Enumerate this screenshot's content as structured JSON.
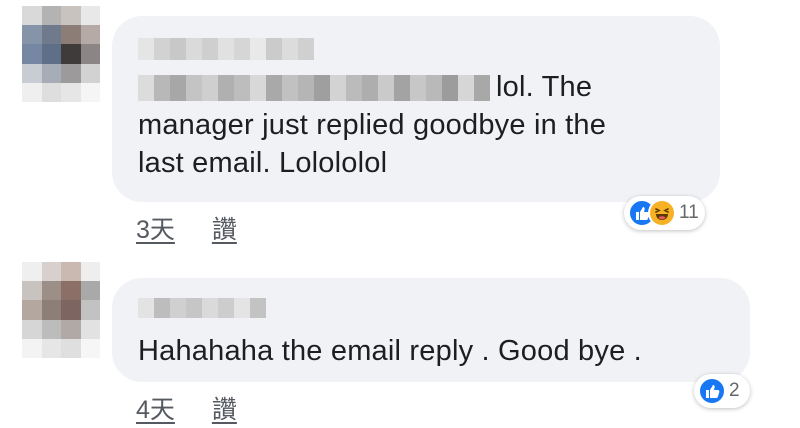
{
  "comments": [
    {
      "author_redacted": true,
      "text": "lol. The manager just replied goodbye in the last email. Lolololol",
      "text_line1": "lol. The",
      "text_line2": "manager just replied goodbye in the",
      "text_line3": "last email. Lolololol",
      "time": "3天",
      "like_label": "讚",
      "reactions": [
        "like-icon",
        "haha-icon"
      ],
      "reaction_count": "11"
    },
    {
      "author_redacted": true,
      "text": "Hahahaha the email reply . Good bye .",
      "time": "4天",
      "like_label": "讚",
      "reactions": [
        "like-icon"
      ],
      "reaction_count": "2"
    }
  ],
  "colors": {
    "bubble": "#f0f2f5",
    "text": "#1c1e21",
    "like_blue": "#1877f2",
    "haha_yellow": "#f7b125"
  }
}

----

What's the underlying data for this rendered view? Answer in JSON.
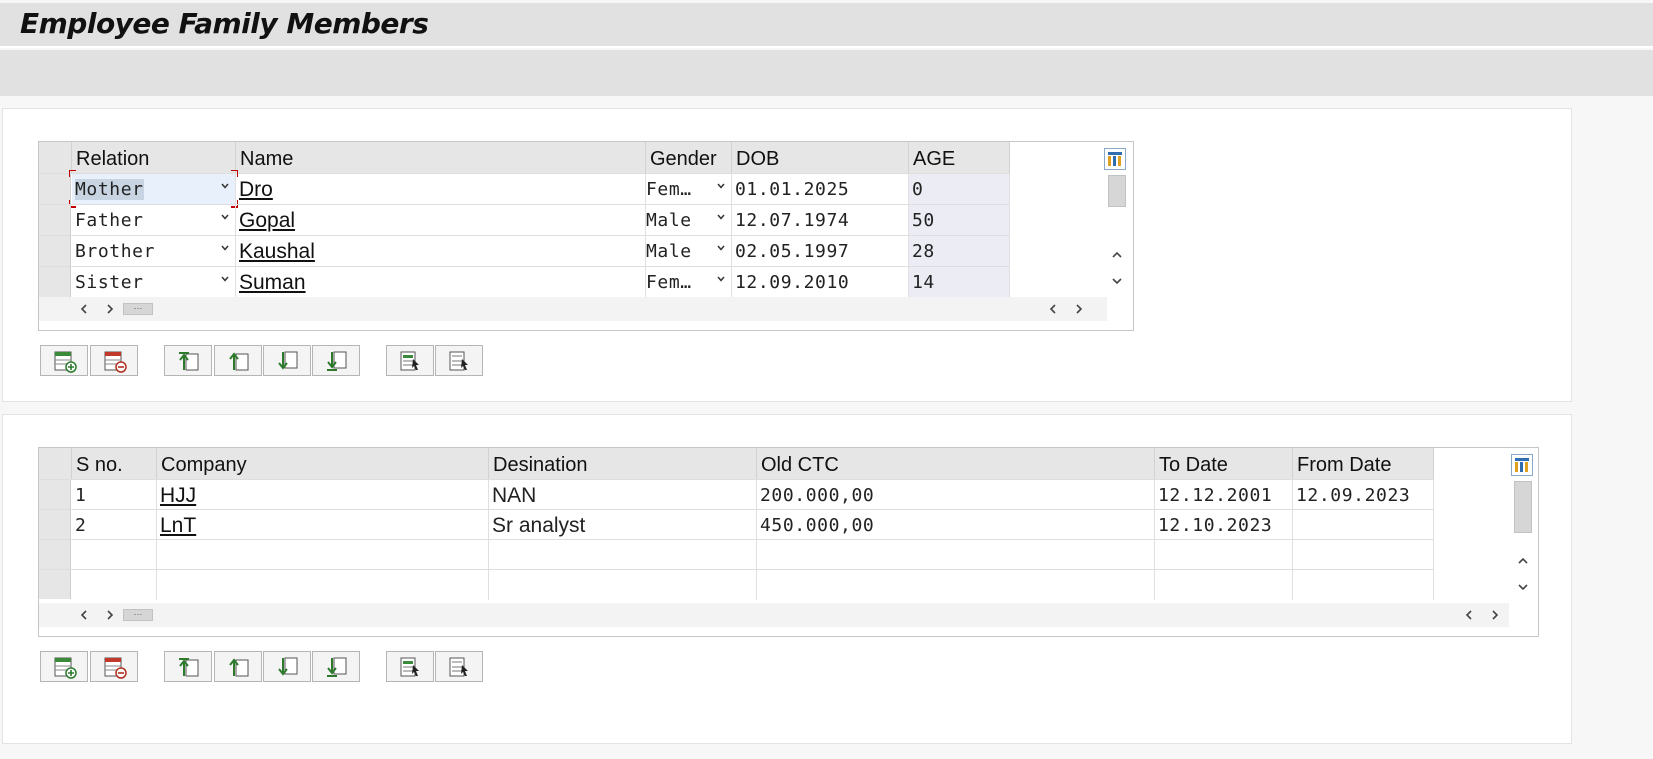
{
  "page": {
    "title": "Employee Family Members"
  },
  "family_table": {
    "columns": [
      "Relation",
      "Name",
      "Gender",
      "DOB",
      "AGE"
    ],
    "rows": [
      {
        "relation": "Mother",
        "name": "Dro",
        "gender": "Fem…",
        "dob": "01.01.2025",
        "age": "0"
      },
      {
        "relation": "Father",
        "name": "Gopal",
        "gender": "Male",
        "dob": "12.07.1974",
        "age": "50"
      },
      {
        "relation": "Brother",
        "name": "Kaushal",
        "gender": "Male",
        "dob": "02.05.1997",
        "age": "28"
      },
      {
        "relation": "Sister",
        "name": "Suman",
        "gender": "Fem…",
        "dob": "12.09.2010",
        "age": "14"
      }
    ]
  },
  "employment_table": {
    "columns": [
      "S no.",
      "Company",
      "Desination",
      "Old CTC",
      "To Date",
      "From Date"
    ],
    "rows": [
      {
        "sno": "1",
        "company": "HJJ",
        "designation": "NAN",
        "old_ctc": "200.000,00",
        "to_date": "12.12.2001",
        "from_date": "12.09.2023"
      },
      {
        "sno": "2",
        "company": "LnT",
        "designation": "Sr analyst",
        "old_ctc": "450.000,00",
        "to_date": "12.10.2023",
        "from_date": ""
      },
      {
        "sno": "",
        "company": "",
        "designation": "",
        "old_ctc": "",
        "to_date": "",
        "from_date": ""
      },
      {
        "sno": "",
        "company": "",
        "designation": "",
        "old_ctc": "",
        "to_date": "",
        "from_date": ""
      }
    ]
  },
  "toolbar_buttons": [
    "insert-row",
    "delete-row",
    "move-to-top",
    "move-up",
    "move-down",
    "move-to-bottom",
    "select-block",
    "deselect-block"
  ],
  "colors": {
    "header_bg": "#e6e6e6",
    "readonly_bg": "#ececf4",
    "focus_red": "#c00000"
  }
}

----

**Instruction:** Return every line containing "move".

**Answer to this problem:**
    "move-to-top",
    "move-up",
    "move-down",
    "move-to-bottom",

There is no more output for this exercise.